§ **ARTICLE**
# Pros and cons of snowplowing



## jasburrito (Jul 9, 2014)

I started a landscaping company this spring. Four or so customers have asked me about plowing also. I have told them all no. But am having regrets. The up side is i could make a few bucks and grow plow business. The downside is the amount of responsibility of doing the job and related activities. Snow, ice, salt, cold , holidays and possible break down. The positives vs negatives is just not working for me. I just wanted to know if theres any great advice to push me over to the dark side of wanting to plow? I just keep thinking about being cozy in bed then dreading about getting up to plow. Also thinking my mind would be consumed with watching and worrying about the wheather. (I felt really bad telling one customer no last night) Any advive would be great. Thanks.


----------



## BossPlow2010 (Sep 29, 2010)

You just bought a snowplow no?
How do you pay / recoup costs on plow?


Need any more advice or is that suffice?


----------



## BUFF (Dec 24, 2009)

* Insurance cost would increase due to increased exposure to liability 
* People would rather have one contractor to cover all four seasons.
* If you comfortably make it through winter financially why plow?


----------



## BUFF (Dec 24, 2009)

BossPlow2010 said:


> You just bought a snowplow no?
> QUOTE]
> And was talk aboot lettering it to use for advertising.... Pretty sure if someone saw Joe Blow Lawn Service with a fone number on a snow plow they'd thing Joe Blow plows snow.....
> Another spun on misleading advertising... Restaurant sign with a Black Angus Steer with "The Graze" on the side of it but the only serve vegan stuff......


----------



## cwren2472 (Aug 15, 2014)

BUFF said:


> Restaurant sign with a Black Angus Steer with "The Graze" on the side of it but the only serve vegan stuff......


I don't see the issue. They are showing you that you'll be eating the same stuff that the steer do. Perfectly sensible.


----------



## BUFF (Dec 24, 2009)

cwren2472 said:


> I don't see the issue. They are showing you that you'll be eating the same stuff that the steer do. Perfectly sensible.

§ **GOALS**
1. Return the passage of the snowplowing thread starting with "I started a" and going on through "(Sep 29, 2010)", copied word for word.
2. Write the next part of the snowplowing forum thread, picking up after its final post.

§ **DATASET RECORDS**
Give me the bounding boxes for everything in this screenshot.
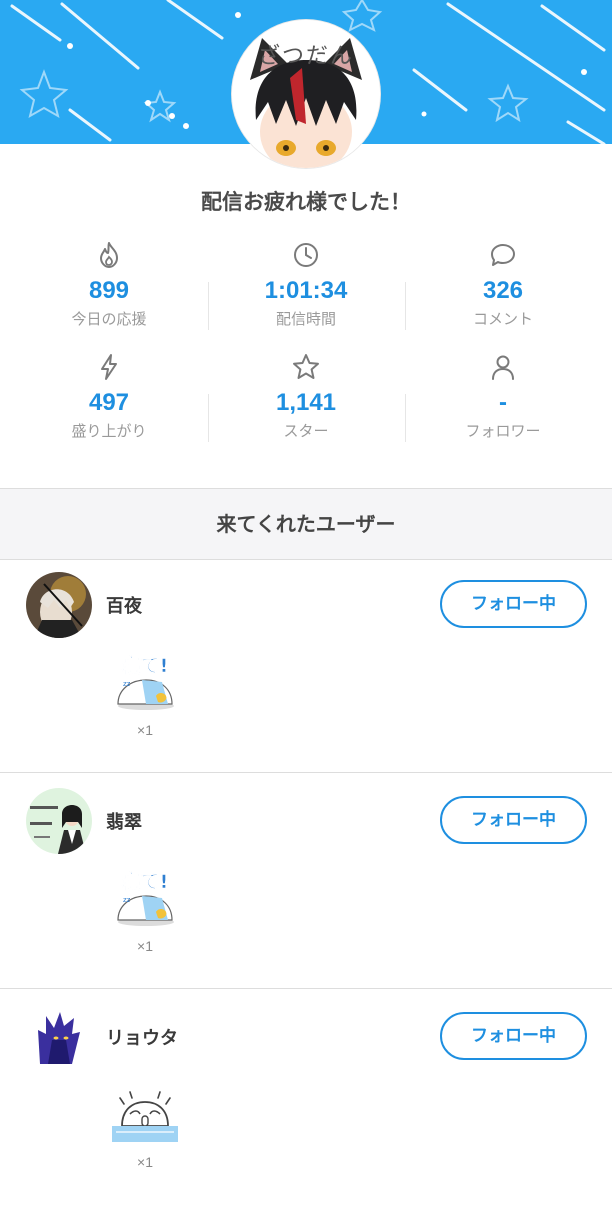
- following-button[interactable]: フォロー中: [440, 580, 587, 628]
- star-icon: [293, 354, 319, 379]
- stat-stars: 1,141 スター: [207, 352, 405, 441]
- sticker-text: 寝て!: [122, 654, 169, 677]
- sleep-sticker-icon: 寝て! zz: [117, 654, 174, 710]
- stat-divider: [208, 282, 209, 330]
- visitor-row: リョウタ フォロー中 ×1: [0, 990, 612, 1206]
- stat-value: 899: [88, 277, 130, 304]
- user-name: 百夜: [106, 596, 142, 617]
- stat-stream-time: 1:01:34 配信時間: [207, 240, 405, 329]
- svg-text:zz: zz: [123, 896, 131, 904]
- stat-support: 899 今日の応援: [10, 240, 208, 329]
- stat-label: 今日の応援: [71, 310, 147, 328]
- crying-sticker-icon: [112, 1091, 178, 1142]
- stat-value: 326: [482, 277, 524, 304]
- gift-count: ×1: [137, 722, 153, 738]
- stat-followers: - フォロワー: [404, 352, 602, 441]
- user-avatar-art: [26, 572, 92, 638]
- user-name: 翡翠: [106, 812, 142, 833]
- streamer-avatar[interactable]: ざつだん: [232, 20, 380, 168]
- lightning-icon: [101, 354, 117, 380]
- row-divider: [0, 772, 612, 773]
- user-avatar-art: [26, 788, 92, 854]
- flame-icon: [100, 242, 118, 268]
- stat-value: 1,141: [275, 389, 337, 416]
- stat-divider: [405, 394, 406, 442]
- gift-count: ×1: [137, 938, 153, 954]
- visitors-heading: 来てくれたユーザー: [0, 488, 612, 560]
- page-title: 配信お疲れ様でした！: [201, 190, 411, 214]
- stat-value: 1:01:34: [264, 277, 348, 304]
- stat-label: 配信時間: [275, 310, 336, 328]
- user-avatar[interactable]: [26, 1004, 92, 1070]
- stat-label: コメント: [472, 310, 533, 328]
- stat-comments: 326 コメント: [404, 240, 602, 329]
- svg-text:zz: zz: [123, 680, 131, 688]
- stat-excitement: 497 盛り上がり: [10, 352, 208, 441]
- following-button[interactable]: フォロー中: [440, 1012, 587, 1060]
- user-avatar[interactable]: [26, 788, 92, 854]
- sticker-text: 寝て!: [122, 870, 169, 893]
- comment-bubble-icon: [491, 244, 515, 266]
- clock-icon: [294, 243, 318, 267]
- user-name: リョウタ: [106, 1028, 178, 1049]
- avatar-caption: ざつだん: [257, 44, 354, 69]
- following-button[interactable]: フォロー中: [440, 796, 587, 844]
- visitor-row: 翡翠 フォロー中 寝て! zz ×1: [0, 774, 612, 990]
- stat-label: フォロワー: [465, 422, 541, 440]
- person-icon: [492, 355, 514, 380]
- stat-value: 497: [88, 389, 130, 416]
- stat-value: -: [499, 389, 507, 416]
- user-avatar-art: [26, 1004, 92, 1070]
- stat-divider: [405, 282, 406, 330]
- stat-label: 盛り上がり: [71, 422, 147, 440]
- sleep-sticker-icon: 寝て! zz: [117, 870, 174, 926]
- gift-count: ×1: [137, 1154, 153, 1170]
- row-divider: [0, 988, 612, 989]
- user-avatar[interactable]: [26, 572, 92, 638]
- stat-divider: [208, 394, 209, 442]
- visitor-row: 百夜 フォロー中 寝て! zz ×1: [0, 558, 612, 774]
- stat-label: スター: [283, 422, 329, 440]
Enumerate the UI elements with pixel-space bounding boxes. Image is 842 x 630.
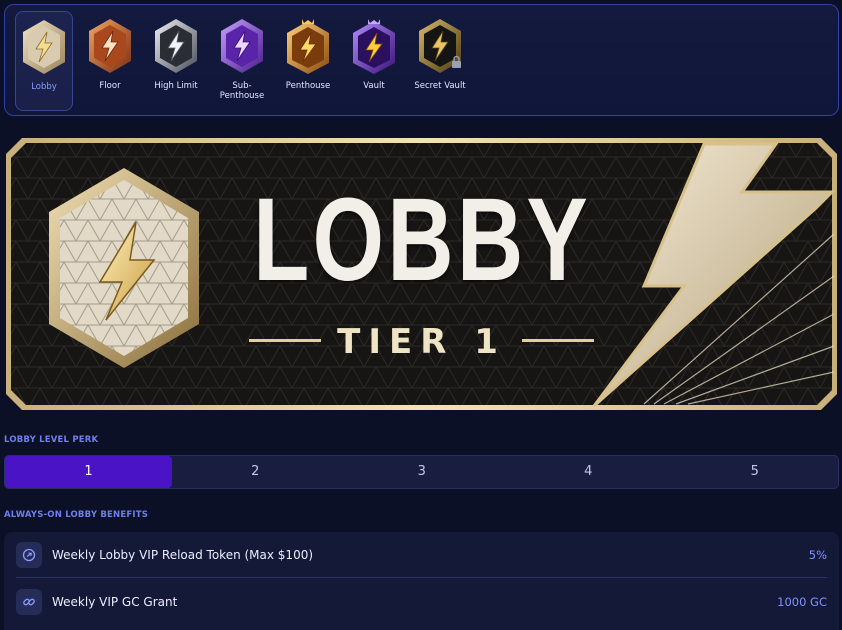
tier-label: Sub-Penthouse (219, 81, 265, 101)
benefit-label: Weekly VIP GC Grant (52, 595, 178, 609)
tier-selector: Lobby Floor High Limit Sub-Penthouse Pen… (4, 4, 839, 116)
floor-badge-icon (89, 19, 131, 73)
benefit-value: 5% (808, 547, 827, 562)
perk-section-heading: LOBBY LEVEL PERK (4, 435, 99, 445)
lobby-badge-icon (23, 20, 65, 74)
tier-lobby[interactable]: Lobby (15, 11, 73, 111)
sub-penthouse-badge-icon (221, 19, 263, 73)
tier-label: Secret Vault (414, 81, 466, 91)
tier-penthouse[interactable]: Penthouse (279, 11, 337, 111)
perk-tab-4[interactable]: 4 (505, 456, 672, 488)
tier-label: Floor (99, 81, 121, 91)
perk-tab-2[interactable]: 2 (172, 456, 339, 488)
tier-sub-penthouse[interactable]: Sub-Penthouse (213, 11, 271, 111)
benefit-value: 1000 GC (777, 595, 827, 609)
perk-tab-3[interactable]: 3 (339, 456, 506, 488)
subtitle-rule-left (249, 339, 322, 342)
tier-floor[interactable]: Floor (81, 11, 139, 111)
list-item: Weekly VIP GC Grant 1000 GC (16, 579, 827, 625)
perk-tab-1[interactable]: 1 (5, 456, 172, 488)
banner-subtitle-text: TIER 1 (337, 322, 506, 362)
vault-badge-icon (353, 19, 395, 74)
reload-token-icon (16, 541, 42, 568)
banner-subtitle: TIER 1 (4, 322, 839, 362)
tier-label: Vault (363, 81, 385, 91)
tier-label: Lobby (31, 82, 57, 92)
tier-vault[interactable]: Vault (345, 11, 403, 111)
penthouse-badge-icon (287, 19, 329, 74)
perk-level-tabs: 1 2 3 4 5 (4, 455, 839, 489)
subtitle-rule-right (521, 339, 594, 342)
link-coin-icon (16, 589, 42, 615)
list-item: Weekly Lobby VIP Reload Token (Max $100)… (16, 532, 827, 578)
tier-banner: LOBBY TIER 1 (4, 136, 839, 412)
tier-high-limit[interactable]: High Limit (147, 11, 205, 111)
benefit-label: Weekly Lobby VIP Reload Token (Max $100) (52, 547, 314, 562)
tier-label: High Limit (154, 81, 198, 91)
secret-vault-badge-icon (419, 19, 461, 73)
tier-label: Penthouse (285, 81, 331, 91)
benefits-section-heading: ALWAYS-ON LOBBY BENEFITS (4, 510, 149, 520)
banner-title: LOBBY (253, 174, 591, 306)
tier-secret-vault[interactable]: Secret Vault (411, 11, 469, 111)
benefits-list: Weekly Lobby VIP Reload Token (Max $100)… (4, 532, 839, 630)
high-limit-badge-icon (155, 19, 197, 73)
perk-tab-5[interactable]: 5 (672, 456, 839, 488)
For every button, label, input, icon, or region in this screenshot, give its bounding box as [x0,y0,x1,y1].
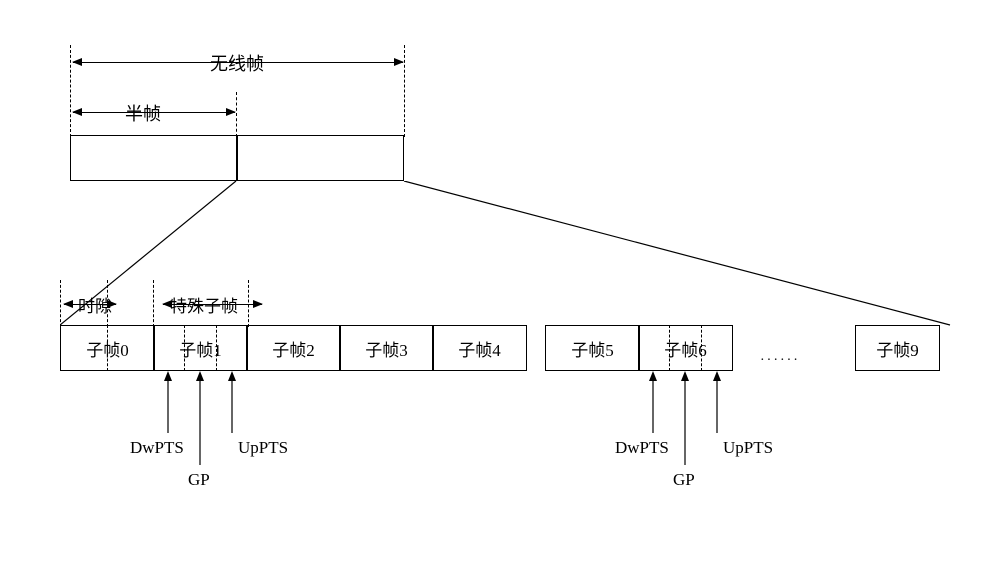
sf1-div2 [216,325,217,371]
special-dash-2 [248,280,249,327]
sf6-dwpts-label: DwPTS [615,438,669,458]
slot-divider-sf0 [107,325,108,371]
subframe-1: 子帧1 [153,325,248,371]
half-frame-label: 半帧 [125,100,161,126]
slot-dash-2 [107,280,108,327]
sf1-div1 [184,325,185,371]
sf1-dwpts-label: DwPTS [130,438,184,458]
diagram-container: 无线帧 半帧 时隙 特殊子帧 [70,50,950,250]
sf6-uppts-label: UpPTS [723,438,773,458]
subframe-9-label: 子帧9 [876,336,919,361]
dim-dash-right [404,45,405,137]
subframe-5-label: 子帧5 [571,336,614,361]
dim-dash-left [70,45,71,137]
dim-dash-mid [236,92,237,137]
subframe-5: 子帧5 [545,325,640,371]
slot-dimension [64,304,116,305]
sf6-div1 [669,325,670,371]
subframe-4-label: 子帧4 [458,336,501,361]
subframe-2-label: 子帧2 [272,336,315,361]
radio-frame-dimension [73,62,403,63]
subframe-9: 子帧9 [855,325,940,371]
subframe-row: 子帧0 子帧1 子帧2 子帧3 子帧4 子帧5 子帧6 子帧9 ······ [60,325,950,371]
subframe-3-label: 子帧3 [365,336,408,361]
ellipsis: ······ [760,353,800,369]
subframe-3: 子帧3 [339,325,434,371]
half-frame-2 [236,135,404,181]
subframe-6: 子帧6 [638,325,733,371]
sf6-gp-label: GP [673,470,695,490]
top-frame-box [70,135,406,181]
subframe-4: 子帧4 [432,325,527,371]
half-frame-dimension [73,112,235,113]
subframe-2: 子帧2 [246,325,341,371]
slot-dash-1 [60,280,61,327]
sf6-div2 [701,325,702,371]
sf1-uppts-label: UpPTS [238,438,288,458]
special-dash-1 [153,280,154,327]
radio-frame-label: 无线帧 [210,50,264,76]
half-frame-1 [70,135,238,181]
sf1-gp-label: GP [188,470,210,490]
top-frame-section: 无线帧 半帧 [70,50,950,250]
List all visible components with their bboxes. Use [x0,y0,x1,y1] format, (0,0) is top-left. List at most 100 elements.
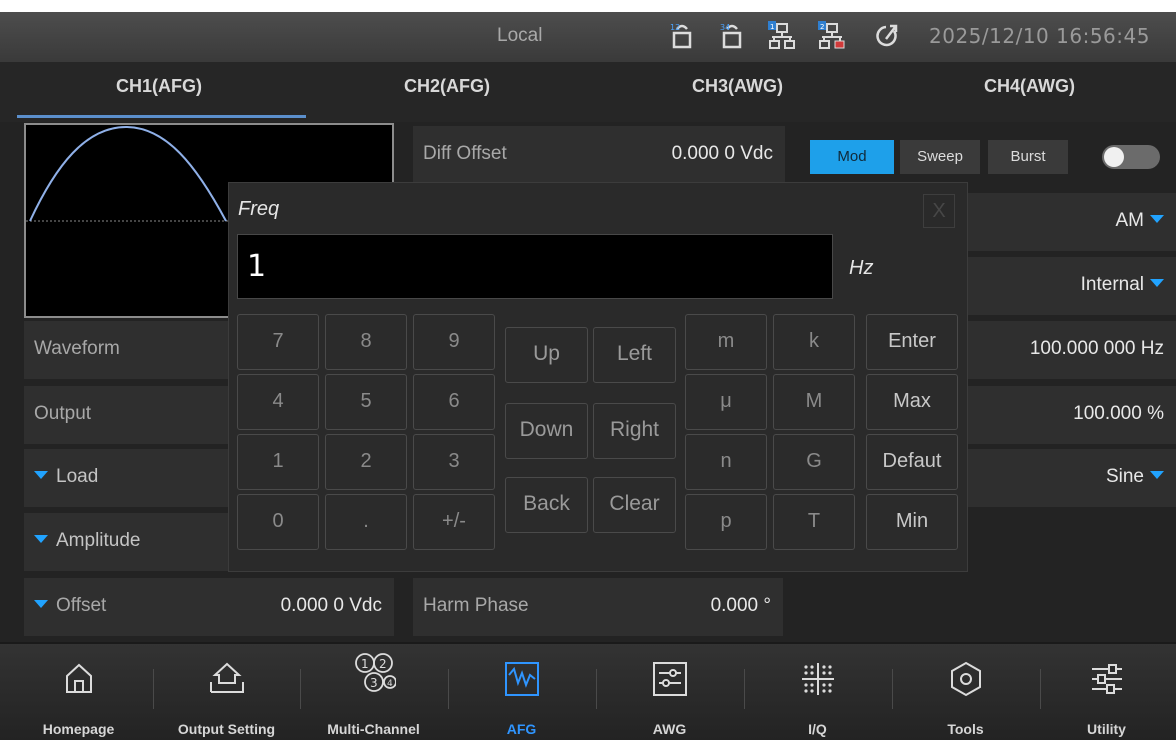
enter-button[interactable]: Enter [866,314,958,370]
awg-button[interactable]: AWG [596,644,743,740]
down-button[interactable]: Down [505,403,588,459]
svg-text:4: 4 [387,679,393,689]
key-1[interactable]: 1 [237,434,319,490]
diff-offset-row[interactable]: Diff Offset 0.000 0 Vdc [413,126,785,184]
key-9[interactable]: 9 [413,314,495,370]
source-row[interactable]: Internal [960,257,1176,315]
amplitude-label: Amplitude [34,530,141,552]
mod-frequency-row[interactable]: 100.000 000 Hz [960,321,1176,379]
harm-phase-value: 0.000 ° [710,595,771,616]
key-2[interactable]: 2 [325,434,407,490]
dropdown-arrow-icon [1150,214,1164,223]
svg-text:12: 12 [670,23,680,32]
iq-button[interactable]: I/Q [744,644,891,740]
homepage-button[interactable]: Homepage [5,644,152,740]
afg-icon [504,662,539,696]
tools-button[interactable]: Tools [892,644,1039,740]
output-setting-button[interactable]: Output Setting [153,644,300,740]
left-button[interactable]: Left [593,327,676,383]
offset-label: Offset [34,595,106,617]
min-button[interactable]: Min [866,494,958,550]
unit-nano-key[interactable]: n [685,434,767,490]
freq-input-field[interactable]: 1 [237,234,833,299]
tab-ch4[interactable]: CH4(AWG) [984,76,1075,97]
diff-offset-value: 0.000 0 Vdc [671,143,773,164]
unit-kilo-key[interactable]: k [773,314,855,370]
key-4[interactable]: 4 [237,374,319,430]
key-sign[interactable]: +/- [413,494,495,550]
max-button[interactable]: Max [866,374,958,430]
offset-row[interactable]: Offset 0.000 0 Vdc [24,578,394,636]
channel-1-2-icon[interactable]: 12 [668,21,696,51]
output-label: Output [34,403,92,424]
output-setting-icon [209,662,244,693]
key-3[interactable]: 3 [413,434,495,490]
unit-pico-key[interactable]: p [685,494,767,550]
clear-button[interactable]: Clear [593,477,676,533]
key-decimal[interactable]: . [325,494,407,550]
unit-milli-key[interactable]: m [685,314,767,370]
key-7[interactable]: 7 [237,314,319,370]
mod-type-row[interactable]: AM [960,193,1176,251]
active-tab-underline [17,115,306,118]
mod-type-value: AM [1116,210,1164,232]
key-0[interactable]: 0 [237,494,319,550]
unit-tera-key[interactable]: T [773,494,855,550]
unit-micro-key[interactable]: μ [685,374,767,430]
multi-channel-button[interactable]: 1 2 3 4 Multi-Channel [300,644,447,740]
output-setting-label: Output Setting [177,721,276,737]
svg-text:2: 2 [820,23,824,31]
remote-mode-label: Local [497,25,543,46]
mod-button[interactable]: Mod [810,140,894,174]
bottom-nav: Homepage Output Setting 1 2 3 4 Multi-Ch… [0,642,1176,740]
unit-mega-key[interactable]: M [773,374,855,430]
network-2-disconnected-icon[interactable]: 2 [818,21,846,51]
tools-label: Tools [947,721,984,737]
burst-button[interactable]: Burst [988,140,1068,174]
svg-text:34: 34 [720,23,730,32]
offset-value: 0.000 0 Vdc [280,595,382,616]
afg-button[interactable]: AFG [448,644,595,740]
svg-text:1: 1 [361,657,369,671]
tools-icon [950,661,981,697]
dialog-title: Freq [238,198,280,220]
back-button[interactable]: Back [505,477,588,533]
update-icon[interactable] [872,21,900,51]
mod-depth-row[interactable]: 100.000 % [960,386,1176,444]
right-button[interactable]: Right [593,403,676,459]
svg-text:2: 2 [379,657,387,671]
toggle-knob [1104,147,1124,167]
channel-3-4-icon[interactable]: 34 [718,21,746,51]
multi-channel-icon: 1 2 3 4 [354,653,396,692]
utility-button[interactable]: Utility [1033,644,1176,740]
afg-label: AFG [506,721,537,737]
iq-label: I/Q [808,721,827,737]
tab-ch1[interactable]: CH1(AFG) [116,76,202,97]
close-button[interactable]: X [923,194,955,228]
harm-phase-row[interactable]: Harm Phase 0.000 ° [413,578,783,636]
awg-icon [652,662,687,696]
unit-giga-key[interactable]: G [773,434,855,490]
tab-ch2[interactable]: CH2(AFG) [404,76,490,97]
instrument-screen: Local 12 34 1 2 2025/12/10 16:56:45 CH1(… [0,12,1176,740]
status-datetime: 2025/12/10 16:56:45 [929,24,1150,48]
modulation-toggle[interactable] [1102,145,1160,169]
status-bar: Local 12 34 1 2 2025/12/10 16:56:45 [0,12,1176,62]
freq-input-dialog: Freq X 1 Hz 7 8 9 4 5 6 1 2 3 0 . +/- Up… [228,182,968,572]
default-button[interactable]: Defaut [866,434,958,490]
constellation-icon [801,663,834,695]
sweep-button[interactable]: Sweep [900,140,980,174]
utility-label: Utility [1087,721,1126,737]
awg-label: AWG [652,721,687,737]
key-5[interactable]: 5 [325,374,407,430]
diff-offset-label: Diff Offset [423,143,507,164]
key-8[interactable]: 8 [325,314,407,370]
key-6[interactable]: 6 [413,374,495,430]
home-icon [65,663,92,693]
mod-shape-row[interactable]: Sine [960,449,1176,507]
network-1-icon[interactable]: 1 [768,21,796,51]
up-button[interactable]: Up [505,327,588,383]
tab-ch3[interactable]: CH3(AWG) [692,76,783,97]
homepage-label: Homepage [42,721,115,737]
load-label: Load [34,466,98,488]
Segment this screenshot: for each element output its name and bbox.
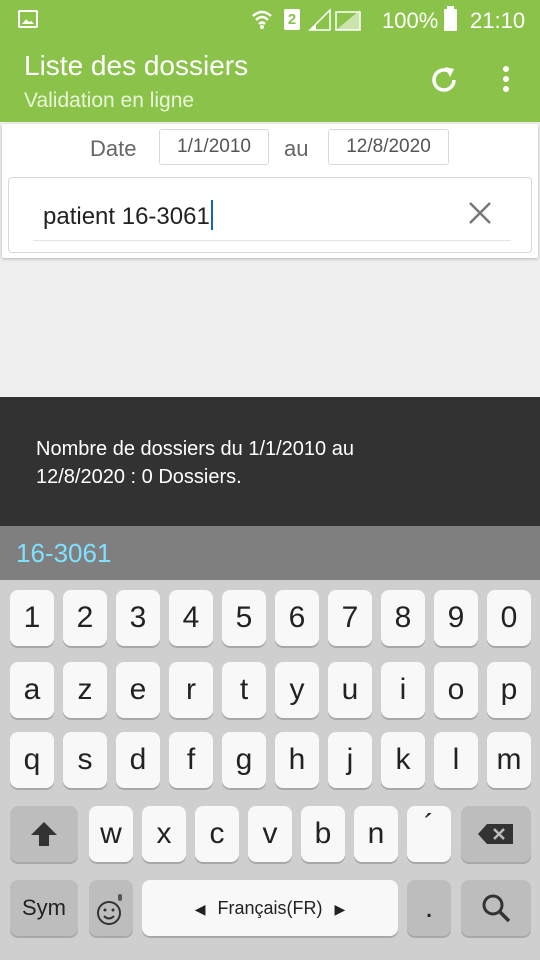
key-acute-accent[interactable]: ´ bbox=[407, 806, 451, 862]
date-to-field[interactable]: 12/8/2020 bbox=[328, 129, 449, 165]
key-5[interactable]: 5 bbox=[222, 590, 266, 646]
key-c[interactable]: c bbox=[195, 806, 239, 862]
key-1[interactable]: 1 bbox=[10, 590, 54, 646]
key-d[interactable]: d bbox=[116, 732, 160, 788]
toast: Nombre de dossiers du 1/1/2010 au 12/8/2… bbox=[0, 397, 540, 526]
shift-key[interactable] bbox=[10, 806, 78, 862]
key-u[interactable]: u bbox=[328, 662, 372, 718]
page-subtitle: Validation en ligne bbox=[24, 89, 195, 112]
backspace-icon bbox=[478, 824, 513, 844]
period-label: . bbox=[424, 891, 434, 924]
date-separator-label: au bbox=[284, 136, 309, 161]
clear-icon[interactable] bbox=[467, 200, 493, 226]
date-label: Date bbox=[90, 136, 137, 161]
text-cursor bbox=[210, 200, 213, 230]
arrow-left-icon: ◀ bbox=[194, 901, 206, 917]
arrow-right-icon: ▶ bbox=[334, 901, 346, 917]
battery-icon bbox=[444, 6, 457, 31]
key-n[interactable]: n bbox=[354, 806, 398, 862]
key-p[interactable]: p bbox=[487, 662, 531, 718]
emoji-icon bbox=[97, 894, 122, 925]
more-icon[interactable] bbox=[496, 62, 516, 98]
key-7[interactable]: 7 bbox=[328, 590, 372, 646]
app-bar: Liste des dossiers Validation en ligne bbox=[0, 40, 540, 122]
period-key[interactable]: . bbox=[407, 880, 451, 936]
shift-icon bbox=[31, 822, 57, 846]
signal-icon bbox=[335, 10, 361, 31]
date-from-field[interactable]: 1/1/2010 bbox=[159, 129, 269, 165]
refresh-icon[interactable] bbox=[428, 64, 460, 96]
sim-icon: 2 bbox=[284, 9, 300, 30]
key-j[interactable]: j bbox=[328, 732, 372, 788]
filter-card: Date 1/1/2010 au 12/8/2020 patient 16-30… bbox=[2, 124, 538, 258]
key-m[interactable]: m bbox=[487, 732, 531, 788]
key-8[interactable]: 8 bbox=[381, 590, 425, 646]
key-a[interactable]: a bbox=[10, 662, 54, 718]
search-input-value: patient 16-3061 bbox=[43, 203, 210, 230]
key-v[interactable]: v bbox=[248, 806, 292, 862]
sym-key[interactable]: Sym bbox=[10, 880, 78, 936]
search-input[interactable]: patient 16-3061 bbox=[43, 200, 213, 231]
key-4[interactable]: 4 bbox=[169, 590, 213, 646]
key-s[interactable]: s bbox=[63, 732, 107, 788]
toast-message: Nombre de dossiers du 1/1/2010 au 12/8/2… bbox=[36, 438, 354, 488]
clock: 21:10 bbox=[470, 8, 526, 33]
key-o[interactable]: o bbox=[434, 662, 478, 718]
search-underline bbox=[33, 240, 511, 241]
key-h[interactable]: h bbox=[275, 732, 319, 788]
key-f[interactable]: f bbox=[169, 732, 213, 788]
key-k[interactable]: k bbox=[381, 732, 425, 788]
language-label: Français(FR) bbox=[217, 898, 323, 918]
key-y[interactable]: y bbox=[275, 662, 319, 718]
key-z[interactable]: z bbox=[63, 662, 107, 718]
key-9[interactable]: 9 bbox=[434, 590, 478, 646]
key-e[interactable]: e bbox=[116, 662, 160, 718]
page-title: Liste des dossiers bbox=[24, 50, 249, 81]
search-key[interactable] bbox=[461, 880, 531, 936]
key-6[interactable]: 6 bbox=[275, 590, 319, 646]
key-x[interactable]: x bbox=[142, 806, 186, 862]
key-b[interactable]: b bbox=[301, 806, 345, 862]
key-q[interactable]: q bbox=[10, 732, 54, 788]
key-g[interactable]: g bbox=[222, 732, 266, 788]
suggestion-item[interactable]: 16-3061 bbox=[16, 538, 111, 569]
wifi-icon bbox=[252, 10, 272, 29]
backspace-key[interactable] bbox=[461, 806, 531, 862]
key-i[interactable]: i bbox=[381, 662, 425, 718]
key-l[interactable]: l bbox=[434, 732, 478, 788]
key-t[interactable]: t bbox=[222, 662, 266, 718]
key-r[interactable]: r bbox=[169, 662, 213, 718]
keyboard-suggestion-bar: 16-3061 bbox=[0, 526, 540, 580]
battery-percentage: 100% bbox=[382, 8, 439, 33]
search-field[interactable]: patient 16-3061 bbox=[8, 177, 532, 253]
emoji-key[interactable] bbox=[89, 880, 133, 936]
signal-icon bbox=[308, 8, 331, 31]
key-0[interactable]: 0 bbox=[487, 590, 531, 646]
key-2[interactable]: 2 bbox=[63, 590, 107, 646]
keyboard: 1 2 3 4 5 6 7 8 9 0 a z e r t y u i o p … bbox=[0, 580, 540, 960]
space-key[interactable]: ◀ Français(FR) ▶ bbox=[142, 880, 398, 936]
key-3[interactable]: 3 bbox=[116, 590, 160, 646]
gallery-icon bbox=[18, 10, 38, 28]
status-bar: 2 100% 21:10 bbox=[0, 0, 540, 40]
search-icon bbox=[482, 894, 511, 923]
key-w[interactable]: w bbox=[89, 806, 133, 862]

§ **ANSWERS**
1.
I started a landscaping company this spring. Four or so customers have asked me about plowing also. I have told them all no. But am having regrets. The up side is i could make a few bucks and grow plow business. The downside is the amount of responsibility of doing the job and related activities. Snow, ice, salt, cold , holidays and possible break down. The positives vs negatives is just not working for me. I just wanted to know if theres any great advice to push me over to the dark side of wanting to plow? I just keep thinking about being cozy in bed then dreading about getting up to plow. Also thinking my mind would be consumed with watching and worrying about the wheather. (I felt really bad telling one customer no last night) Any advive would be great. Thanks.


----------



## BossPlow2010 (Sep 29, 2010)

2.
Maybe to a hipster or Chowdeer Head....


----------



## cwren2472 (Aug 15, 2014)

BUFF said:


> Maybe to a hipster or Chowdeer Head....


It's "chowda" you heathen


----------



## Mike_PS (Feb 28, 2005)

let's not ruin another thread...if the OP is serious then let's keep the discussion going. if not, we can remove.


----------



## jasburrito (Jul 9, 2014)

BossPlow2010 said:


> You just bought a snowplow no?
> How do you pay / recoup costs on plow?
> 
> Need any more advice or is that suffice?


I saved money from mowing lawns to purchase plow for my personal driveway. I have enough $ put away to make it through winter. I have dreams of using it the rest of my life. If i use it on around town. My truck and plow will rust at a high rate. I have been trying to stay off the salted roads since owning my truck. I wash and put in garage when ever i do go out in the salt. I feel my hard work in preserving my truck will be in vain. I was thinking about maybe buying another older truck and starting next year. But then i will be really upside down financially. Just trying to figure out how to justify plowing for others. Guess i am worried my stuff will rust faster and break not offsetting the money i can recoup. Thanks again


----------



## BIG (Aug 23, 2014)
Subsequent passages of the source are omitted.